------ Exercise material ------

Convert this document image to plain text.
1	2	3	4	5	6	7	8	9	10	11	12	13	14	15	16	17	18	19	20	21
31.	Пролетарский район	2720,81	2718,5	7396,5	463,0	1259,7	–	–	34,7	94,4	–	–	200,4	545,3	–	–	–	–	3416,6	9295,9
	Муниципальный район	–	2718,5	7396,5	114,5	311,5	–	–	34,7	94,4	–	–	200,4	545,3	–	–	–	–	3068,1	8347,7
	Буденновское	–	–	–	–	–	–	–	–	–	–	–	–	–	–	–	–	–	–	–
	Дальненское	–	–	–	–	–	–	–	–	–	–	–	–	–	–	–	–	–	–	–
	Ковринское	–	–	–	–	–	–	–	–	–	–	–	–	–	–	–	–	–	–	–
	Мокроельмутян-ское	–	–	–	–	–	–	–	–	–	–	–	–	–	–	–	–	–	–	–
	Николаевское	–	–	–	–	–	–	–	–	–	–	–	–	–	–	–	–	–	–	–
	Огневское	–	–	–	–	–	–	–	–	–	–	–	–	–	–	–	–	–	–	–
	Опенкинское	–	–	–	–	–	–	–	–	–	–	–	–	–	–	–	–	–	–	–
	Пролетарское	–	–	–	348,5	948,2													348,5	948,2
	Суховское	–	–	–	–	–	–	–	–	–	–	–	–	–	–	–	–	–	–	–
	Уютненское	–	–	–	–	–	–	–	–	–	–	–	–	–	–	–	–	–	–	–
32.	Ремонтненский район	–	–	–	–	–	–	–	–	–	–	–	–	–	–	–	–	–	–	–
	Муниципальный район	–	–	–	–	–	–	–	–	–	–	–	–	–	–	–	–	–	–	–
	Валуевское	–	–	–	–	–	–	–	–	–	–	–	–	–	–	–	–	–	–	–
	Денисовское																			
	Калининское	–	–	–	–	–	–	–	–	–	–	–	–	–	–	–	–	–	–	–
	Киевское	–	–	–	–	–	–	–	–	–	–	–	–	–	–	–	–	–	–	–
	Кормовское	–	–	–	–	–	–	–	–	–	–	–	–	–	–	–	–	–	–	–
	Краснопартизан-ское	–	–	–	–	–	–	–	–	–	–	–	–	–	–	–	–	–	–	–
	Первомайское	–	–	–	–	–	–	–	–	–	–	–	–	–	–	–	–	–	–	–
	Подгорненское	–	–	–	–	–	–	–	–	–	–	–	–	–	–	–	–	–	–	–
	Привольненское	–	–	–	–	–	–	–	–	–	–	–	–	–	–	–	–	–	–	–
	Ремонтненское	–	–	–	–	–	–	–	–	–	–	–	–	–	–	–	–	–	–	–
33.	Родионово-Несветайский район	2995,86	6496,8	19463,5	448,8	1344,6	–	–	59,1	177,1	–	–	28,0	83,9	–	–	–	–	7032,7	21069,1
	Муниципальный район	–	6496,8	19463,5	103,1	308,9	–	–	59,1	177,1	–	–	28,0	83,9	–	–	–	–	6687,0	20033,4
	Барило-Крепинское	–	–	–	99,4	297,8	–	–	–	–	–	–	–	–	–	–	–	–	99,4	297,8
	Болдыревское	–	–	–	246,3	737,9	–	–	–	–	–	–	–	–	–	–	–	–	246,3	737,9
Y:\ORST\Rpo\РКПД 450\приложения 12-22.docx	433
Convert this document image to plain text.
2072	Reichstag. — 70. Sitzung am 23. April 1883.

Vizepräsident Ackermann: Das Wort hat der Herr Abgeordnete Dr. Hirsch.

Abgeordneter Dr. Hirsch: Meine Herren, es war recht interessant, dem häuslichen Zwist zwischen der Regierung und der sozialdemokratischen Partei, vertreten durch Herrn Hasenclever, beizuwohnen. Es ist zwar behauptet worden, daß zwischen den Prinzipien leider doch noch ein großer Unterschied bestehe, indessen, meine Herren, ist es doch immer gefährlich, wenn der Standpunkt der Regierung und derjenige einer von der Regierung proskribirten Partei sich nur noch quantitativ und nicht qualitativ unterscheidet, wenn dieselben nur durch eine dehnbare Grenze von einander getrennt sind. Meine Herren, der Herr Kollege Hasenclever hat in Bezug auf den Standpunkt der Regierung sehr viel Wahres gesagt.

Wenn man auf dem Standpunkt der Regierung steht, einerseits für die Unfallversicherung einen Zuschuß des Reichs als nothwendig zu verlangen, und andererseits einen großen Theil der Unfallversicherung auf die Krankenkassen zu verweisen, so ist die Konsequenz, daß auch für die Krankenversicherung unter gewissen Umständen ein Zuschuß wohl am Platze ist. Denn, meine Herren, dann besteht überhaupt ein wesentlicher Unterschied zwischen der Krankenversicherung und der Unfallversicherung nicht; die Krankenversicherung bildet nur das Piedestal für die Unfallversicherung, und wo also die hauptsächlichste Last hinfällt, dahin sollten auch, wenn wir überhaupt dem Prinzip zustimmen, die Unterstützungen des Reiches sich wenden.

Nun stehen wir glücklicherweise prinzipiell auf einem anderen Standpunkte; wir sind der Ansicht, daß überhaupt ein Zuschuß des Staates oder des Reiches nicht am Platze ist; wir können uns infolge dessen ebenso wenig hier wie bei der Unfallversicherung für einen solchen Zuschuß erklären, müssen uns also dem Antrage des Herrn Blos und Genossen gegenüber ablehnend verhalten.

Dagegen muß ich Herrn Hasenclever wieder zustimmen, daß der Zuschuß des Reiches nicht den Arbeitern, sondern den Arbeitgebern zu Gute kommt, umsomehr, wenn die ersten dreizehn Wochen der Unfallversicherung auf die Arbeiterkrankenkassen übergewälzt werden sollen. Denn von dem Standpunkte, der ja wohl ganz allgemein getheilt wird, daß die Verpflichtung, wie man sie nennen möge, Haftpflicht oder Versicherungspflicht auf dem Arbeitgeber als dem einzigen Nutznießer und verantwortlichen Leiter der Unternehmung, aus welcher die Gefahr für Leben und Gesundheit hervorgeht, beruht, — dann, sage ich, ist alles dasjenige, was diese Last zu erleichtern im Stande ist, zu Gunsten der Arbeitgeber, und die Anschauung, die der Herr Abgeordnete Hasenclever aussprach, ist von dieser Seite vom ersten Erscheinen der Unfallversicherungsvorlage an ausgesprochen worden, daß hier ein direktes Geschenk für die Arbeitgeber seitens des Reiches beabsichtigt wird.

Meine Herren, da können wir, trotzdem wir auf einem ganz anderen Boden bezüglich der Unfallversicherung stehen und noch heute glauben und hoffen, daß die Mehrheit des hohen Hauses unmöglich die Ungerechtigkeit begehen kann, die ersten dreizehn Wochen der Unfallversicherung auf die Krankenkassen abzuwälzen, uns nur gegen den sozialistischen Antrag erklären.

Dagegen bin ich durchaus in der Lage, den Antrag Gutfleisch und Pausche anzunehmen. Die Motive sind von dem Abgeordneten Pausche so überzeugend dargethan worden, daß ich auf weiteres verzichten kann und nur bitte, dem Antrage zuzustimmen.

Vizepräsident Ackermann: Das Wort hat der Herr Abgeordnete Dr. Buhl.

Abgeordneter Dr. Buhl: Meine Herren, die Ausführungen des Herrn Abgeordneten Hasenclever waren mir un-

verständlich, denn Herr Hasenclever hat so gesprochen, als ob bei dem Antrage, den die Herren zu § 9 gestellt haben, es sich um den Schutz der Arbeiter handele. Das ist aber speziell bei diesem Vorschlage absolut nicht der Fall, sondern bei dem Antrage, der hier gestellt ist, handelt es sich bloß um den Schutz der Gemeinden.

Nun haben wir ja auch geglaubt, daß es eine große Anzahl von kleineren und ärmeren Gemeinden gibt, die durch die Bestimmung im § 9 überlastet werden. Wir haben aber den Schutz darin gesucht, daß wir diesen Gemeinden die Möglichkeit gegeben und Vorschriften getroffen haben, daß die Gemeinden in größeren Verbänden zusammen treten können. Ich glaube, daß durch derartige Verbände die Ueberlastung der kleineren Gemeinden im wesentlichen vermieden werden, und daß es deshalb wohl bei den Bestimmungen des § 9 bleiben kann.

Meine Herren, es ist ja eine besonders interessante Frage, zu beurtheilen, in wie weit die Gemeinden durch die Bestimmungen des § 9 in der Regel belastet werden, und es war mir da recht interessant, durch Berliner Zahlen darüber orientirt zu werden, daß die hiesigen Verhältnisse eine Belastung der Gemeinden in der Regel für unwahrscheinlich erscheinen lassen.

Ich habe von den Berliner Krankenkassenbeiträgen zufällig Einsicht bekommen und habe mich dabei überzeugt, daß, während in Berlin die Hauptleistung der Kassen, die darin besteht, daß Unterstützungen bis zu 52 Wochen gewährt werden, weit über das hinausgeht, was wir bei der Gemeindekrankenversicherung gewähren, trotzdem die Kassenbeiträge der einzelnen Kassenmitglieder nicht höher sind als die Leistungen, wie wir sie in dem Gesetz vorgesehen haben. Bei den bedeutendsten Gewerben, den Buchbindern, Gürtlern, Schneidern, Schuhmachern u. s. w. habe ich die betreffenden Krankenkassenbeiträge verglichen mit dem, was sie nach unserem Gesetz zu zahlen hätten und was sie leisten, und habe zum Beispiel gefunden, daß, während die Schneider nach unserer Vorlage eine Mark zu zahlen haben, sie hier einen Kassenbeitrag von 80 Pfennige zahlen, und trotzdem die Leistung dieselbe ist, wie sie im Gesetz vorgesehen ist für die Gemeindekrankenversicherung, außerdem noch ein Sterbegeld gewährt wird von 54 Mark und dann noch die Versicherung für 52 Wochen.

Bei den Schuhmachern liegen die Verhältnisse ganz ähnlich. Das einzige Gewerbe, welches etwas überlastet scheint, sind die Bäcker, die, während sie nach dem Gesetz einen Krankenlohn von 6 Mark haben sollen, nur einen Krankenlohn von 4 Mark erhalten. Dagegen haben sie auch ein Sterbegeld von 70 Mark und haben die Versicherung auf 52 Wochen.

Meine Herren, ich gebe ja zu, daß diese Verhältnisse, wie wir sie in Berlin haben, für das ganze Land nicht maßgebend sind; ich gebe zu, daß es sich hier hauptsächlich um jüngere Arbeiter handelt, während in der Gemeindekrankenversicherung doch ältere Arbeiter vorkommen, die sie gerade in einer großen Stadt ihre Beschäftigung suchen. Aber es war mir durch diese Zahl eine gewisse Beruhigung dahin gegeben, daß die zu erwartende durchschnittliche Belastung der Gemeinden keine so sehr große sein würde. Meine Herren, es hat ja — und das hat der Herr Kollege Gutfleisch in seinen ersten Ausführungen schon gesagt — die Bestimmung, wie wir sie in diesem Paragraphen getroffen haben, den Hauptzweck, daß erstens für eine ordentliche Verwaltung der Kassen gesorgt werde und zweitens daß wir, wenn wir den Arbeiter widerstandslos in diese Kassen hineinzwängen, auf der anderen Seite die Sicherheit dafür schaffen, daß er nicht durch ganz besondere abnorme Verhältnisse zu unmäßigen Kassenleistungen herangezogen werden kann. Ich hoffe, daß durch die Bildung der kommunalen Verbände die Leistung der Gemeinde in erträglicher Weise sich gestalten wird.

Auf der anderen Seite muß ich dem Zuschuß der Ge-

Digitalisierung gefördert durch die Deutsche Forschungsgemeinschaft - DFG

------

▸ What the exercise asks
Identify every line above with the string "überhaupt" in it. Copy those lines.

▸ Solution
Wenn man auf dem Standpunkt der Regierung steht, einerseits für die Unfallversicherung einen Zuschuß des Reichs als nothwendig zu verlangen, und andererseits einen großen Theil der Unfallversicherung auf die Krankenkassen zu verweisen, so ist die Konsequenz, daß auch für die Krankenversicherung unter gewissen Umständen ein Zuschuß wohl am Platze ist. Denn, meine Herren, dann besteht überhaupt ein wesentlicher Unterschied zwischen der Krankenversicherung und der Unfallversicherung nicht; die Krankenversicherung bildet nur das Piedestal für die Unfallversicherung, und wo also die hauptsächlichste Last hinfällt, dahin sollten auch, wenn wir überhaupt dem Prinzip zustimmen, die Unterstützungen des Reiches sich wenden.
Nun stehen wir glücklicherweise prinzipiell auf einem anderen Standpunkte; wir sind der Ansicht, daß überhaupt ein Zuschuß des Staates oder des Reiches nicht am Platze ist; wir können uns infolge dessen ebenso wenig hier wie bei der Unfallversicherung für einen solchen Zuschuß erklären, müssen uns also dem Antrage des Herrn Blos und Genossen gegenüber ablehnend verhalten.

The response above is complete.